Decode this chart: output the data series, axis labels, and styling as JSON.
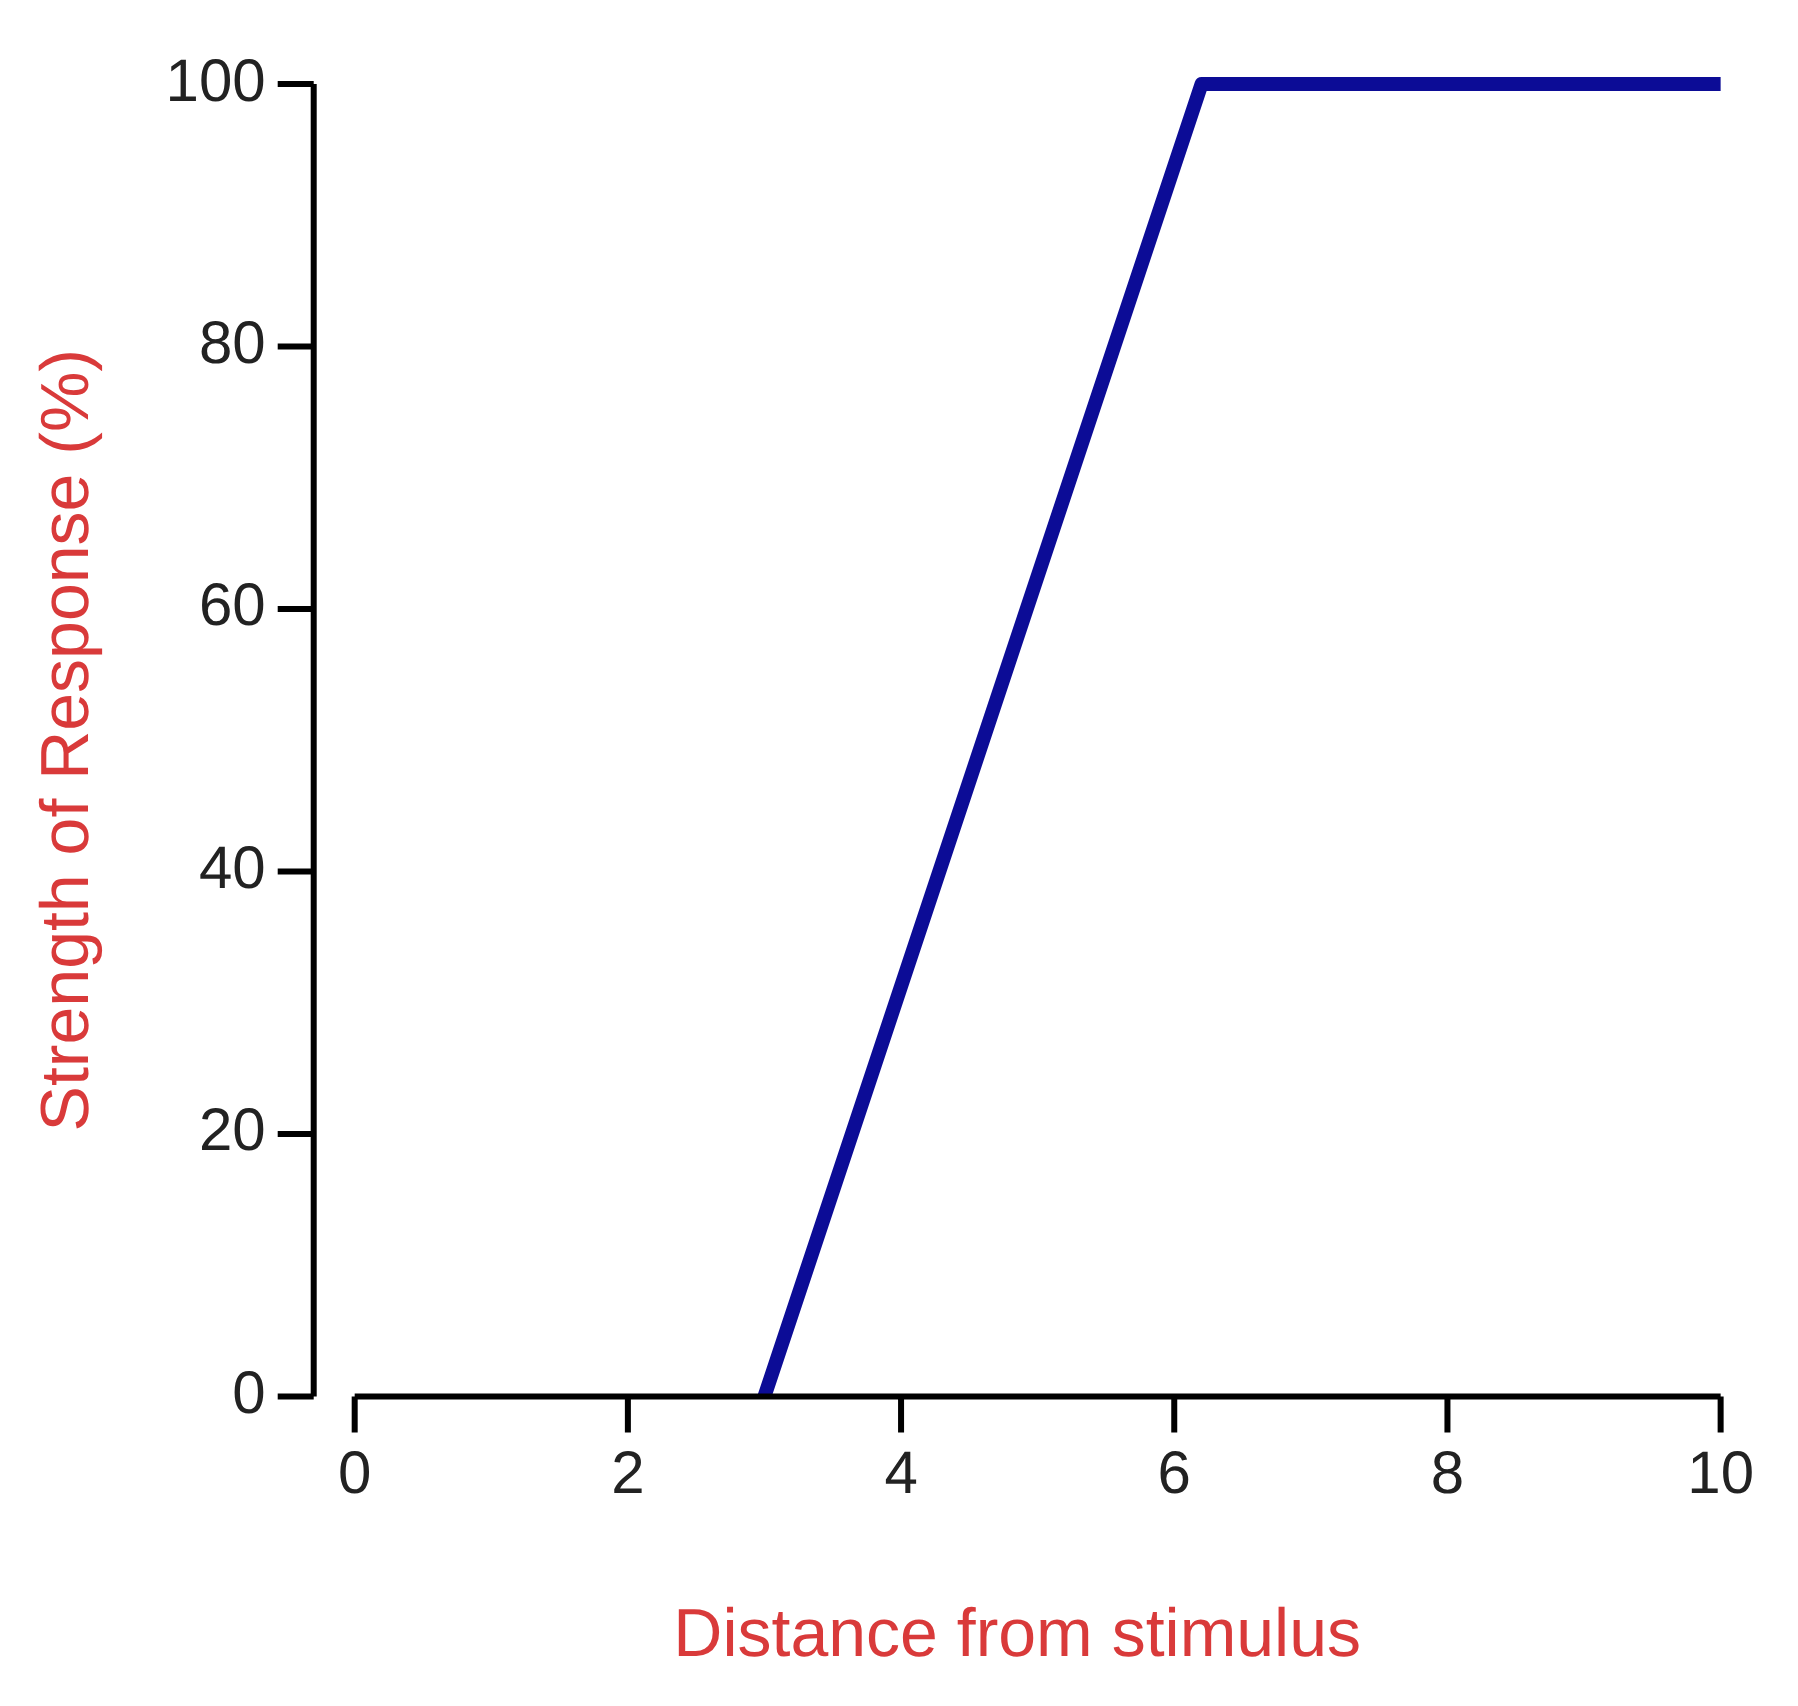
{
  "chart_data": {
    "type": "line",
    "xlabel": "Distance from stimulus",
    "ylabel": "Strength of Response (%)",
    "x": [
      3,
      6.2,
      10
    ],
    "series": [
      {
        "color": "#0c0c96",
        "values": [
          0,
          100,
          100
        ]
      }
    ],
    "xlim": [
      -0.3,
      10
    ],
    "xticks": [
      0,
      2,
      4,
      6,
      8,
      10
    ],
    "ylim": [
      0,
      100
    ],
    "yticks": [
      0,
      20,
      40,
      60,
      80,
      100
    ],
    "grid": false,
    "legend": false,
    "marker": "none",
    "line_style": "solid"
  }
}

→ REQUEST: Leave the pictures out and reproduce each record exactly as written.

→ RESULT OF THE TASK:
Decode this chart: output the data series, axis labels, and styling as JSON.
{
  "chart_data": {
    "type": "line",
    "xlabel": "Distance from stimulus",
    "ylabel": "Strength of Response (%)",
    "x": [
      3,
      6.2,
      10
    ],
    "series": [
      {
        "color": "#0c0c96",
        "values": [
          0,
          100,
          100
        ]
      }
    ],
    "xlim": [
      -0.3,
      10
    ],
    "xticks": [
      0,
      2,
      4,
      6,
      8,
      10
    ],
    "ylim": [
      0,
      100
    ],
    "yticks": [
      0,
      20,
      40,
      60,
      80,
      100
    ],
    "grid": false,
    "legend": false,
    "marker": "none",
    "line_style": "solid"
  }
}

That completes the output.